DIRECTIONS:
Each entry below is to be printed verbatim.

== INPUT FOR THIS TASK ==

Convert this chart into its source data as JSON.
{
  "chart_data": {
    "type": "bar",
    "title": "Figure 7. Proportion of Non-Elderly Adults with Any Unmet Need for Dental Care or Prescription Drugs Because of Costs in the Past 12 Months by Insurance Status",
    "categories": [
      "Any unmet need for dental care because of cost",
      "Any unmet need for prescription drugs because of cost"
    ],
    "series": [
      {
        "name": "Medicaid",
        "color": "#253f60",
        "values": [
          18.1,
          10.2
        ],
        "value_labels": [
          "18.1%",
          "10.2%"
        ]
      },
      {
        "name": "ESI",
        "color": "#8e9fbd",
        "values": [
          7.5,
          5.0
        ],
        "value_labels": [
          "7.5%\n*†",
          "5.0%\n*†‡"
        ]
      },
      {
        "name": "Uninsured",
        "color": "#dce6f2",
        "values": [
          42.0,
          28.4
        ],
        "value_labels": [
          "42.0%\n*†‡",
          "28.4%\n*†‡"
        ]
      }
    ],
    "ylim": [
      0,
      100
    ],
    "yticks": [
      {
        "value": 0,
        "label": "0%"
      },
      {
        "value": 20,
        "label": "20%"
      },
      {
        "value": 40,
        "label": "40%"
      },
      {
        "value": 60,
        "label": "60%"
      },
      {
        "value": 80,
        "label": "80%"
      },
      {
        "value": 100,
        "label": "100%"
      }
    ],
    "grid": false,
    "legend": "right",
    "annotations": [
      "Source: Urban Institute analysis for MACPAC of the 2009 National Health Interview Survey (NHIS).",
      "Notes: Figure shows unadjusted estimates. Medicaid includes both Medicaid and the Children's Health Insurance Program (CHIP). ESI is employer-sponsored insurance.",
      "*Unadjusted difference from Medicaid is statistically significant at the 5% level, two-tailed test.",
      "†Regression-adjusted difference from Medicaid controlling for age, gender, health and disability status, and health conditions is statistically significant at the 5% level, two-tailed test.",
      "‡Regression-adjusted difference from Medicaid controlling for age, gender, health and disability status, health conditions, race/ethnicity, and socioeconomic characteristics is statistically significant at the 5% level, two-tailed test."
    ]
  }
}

===

RESPONSE:
Convert this chart into its source data as JSON.
{
  "chart_data": {
    "type": "bar",
    "title": "Figure 7. Proportion of Non-Elderly Adults with Any Unmet Need for Dental Care or Prescription Drugs Because of Costs in the Past 12 Months by Insurance Status",
    "categories": [
      "Any unmet need for dental care because of cost",
      "Any unmet need for prescription drugs because of cost"
    ],
    "series": [
      {
        "name": "Medicaid",
        "color": "#253f60",
        "values": [
          18.1,
          10.2
        ],
        "value_labels": [
          "18.1%",
          "10.2%"
        ]
      },
      {
        "name": "ESI",
        "color": "#8e9fbd",
        "values": [
          7.5,
          5.0
        ],
        "value_labels": [
          "7.5%\n*†",
          "5.0%\n*†‡"
        ]
      },
      {
        "name": "Uninsured",
        "color": "#dce6f2",
        "values": [
          42.0,
          28.4
        ],
        "value_labels": [
          "42.0%\n*†‡",
          "28.4%\n*†‡"
        ]
      }
    ],
    "ylim": [
      0,
      100
    ],
    "yticks": [
      {
        "value": 0,
        "label": "0%"
      },
      {
        "value": 20,
        "label": "20%"
      },
      {
        "value": 40,
        "label": "40%"
      },
      {
        "value": 60,
        "label": "60%"
      },
      {
        "value": 80,
        "label": "80%"
      },
      {
        "value": 100,
        "label": "100%"
      }
    ],
    "grid": false,
    "legend": "right",
    "annotations": [
      "Source: Urban Institute analysis for MACPAC of the 2009 National Health Interview Survey (NHIS).",
      "Notes: Figure shows unadjusted estimates. Medicaid includes both Medicaid and the Children's Health Insurance Program (CHIP). ESI is employer-sponsored insurance.",
      "*Unadjusted difference from Medicaid is statistically significant at the 5% level, two-tailed test.",
      "†Regression-adjusted difference from Medicaid controlling for age, gender, health and disability status, and health conditions is statistically significant at the 5% level, two-tailed test.",
      "‡Regression-adjusted difference from Medicaid controlling for age, gender, health and disability status, health conditions, race/ethnicity, and socioeconomic characteristics is statistically significant at the 5% level, two-tailed test."
    ]
  }
}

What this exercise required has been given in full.